## What you will do
Which lines in the material below contain the word "библиотеку"? Copy each of them.

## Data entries
<<<<
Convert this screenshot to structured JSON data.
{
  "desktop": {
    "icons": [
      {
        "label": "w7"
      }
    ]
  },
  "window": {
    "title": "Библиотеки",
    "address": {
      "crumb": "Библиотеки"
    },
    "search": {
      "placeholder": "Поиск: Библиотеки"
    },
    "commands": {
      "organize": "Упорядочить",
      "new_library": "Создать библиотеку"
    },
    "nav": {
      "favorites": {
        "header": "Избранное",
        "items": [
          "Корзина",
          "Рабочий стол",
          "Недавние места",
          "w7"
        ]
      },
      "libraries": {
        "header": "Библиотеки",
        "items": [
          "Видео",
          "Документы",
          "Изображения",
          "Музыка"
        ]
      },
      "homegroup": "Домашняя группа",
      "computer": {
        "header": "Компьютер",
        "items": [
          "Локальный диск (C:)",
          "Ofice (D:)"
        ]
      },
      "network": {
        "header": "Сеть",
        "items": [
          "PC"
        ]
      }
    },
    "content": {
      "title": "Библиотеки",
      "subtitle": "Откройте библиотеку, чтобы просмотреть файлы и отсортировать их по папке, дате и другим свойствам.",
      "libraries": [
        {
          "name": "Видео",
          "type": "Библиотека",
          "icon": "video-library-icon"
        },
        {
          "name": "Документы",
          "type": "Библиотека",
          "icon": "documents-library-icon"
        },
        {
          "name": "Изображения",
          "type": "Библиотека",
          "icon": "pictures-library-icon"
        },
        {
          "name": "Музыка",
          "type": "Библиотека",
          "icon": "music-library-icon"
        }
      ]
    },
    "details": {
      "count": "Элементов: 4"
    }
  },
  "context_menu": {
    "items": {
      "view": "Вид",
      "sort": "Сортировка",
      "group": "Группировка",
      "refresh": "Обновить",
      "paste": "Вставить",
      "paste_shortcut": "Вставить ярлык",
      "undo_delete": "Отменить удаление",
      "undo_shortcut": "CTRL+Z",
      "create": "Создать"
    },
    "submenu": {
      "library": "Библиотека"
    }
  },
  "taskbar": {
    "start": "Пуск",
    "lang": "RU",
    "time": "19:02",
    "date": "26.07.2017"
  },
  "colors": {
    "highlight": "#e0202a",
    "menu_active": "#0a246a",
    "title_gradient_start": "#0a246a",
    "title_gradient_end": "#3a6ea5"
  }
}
>>>>
<<<<
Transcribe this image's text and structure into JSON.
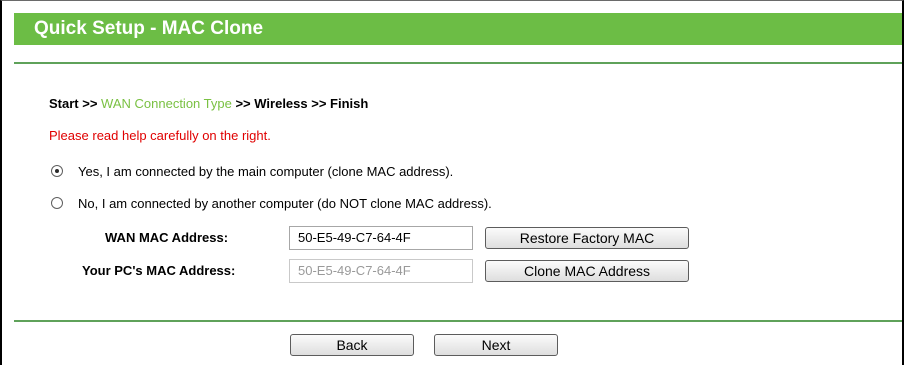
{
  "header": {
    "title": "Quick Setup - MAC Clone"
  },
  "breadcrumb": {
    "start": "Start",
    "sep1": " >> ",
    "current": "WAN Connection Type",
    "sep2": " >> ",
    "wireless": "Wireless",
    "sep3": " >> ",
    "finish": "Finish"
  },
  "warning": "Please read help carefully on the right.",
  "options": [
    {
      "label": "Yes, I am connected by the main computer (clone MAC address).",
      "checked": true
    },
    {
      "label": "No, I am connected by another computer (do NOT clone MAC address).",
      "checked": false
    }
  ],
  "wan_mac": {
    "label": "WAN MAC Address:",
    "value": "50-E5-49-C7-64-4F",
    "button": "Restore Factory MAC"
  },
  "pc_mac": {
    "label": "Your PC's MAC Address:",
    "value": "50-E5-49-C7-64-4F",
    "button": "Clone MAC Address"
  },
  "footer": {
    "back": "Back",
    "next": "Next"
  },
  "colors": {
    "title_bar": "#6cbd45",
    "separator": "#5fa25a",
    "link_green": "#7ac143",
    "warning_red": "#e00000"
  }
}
>>>>
## Response for this exercise
      "new_library": "Создать библиотеку"
      "subtitle": "Откройте библиотеку, чтобы просмотреть файлы и отсортировать их по папке, дате и другим свойствам.",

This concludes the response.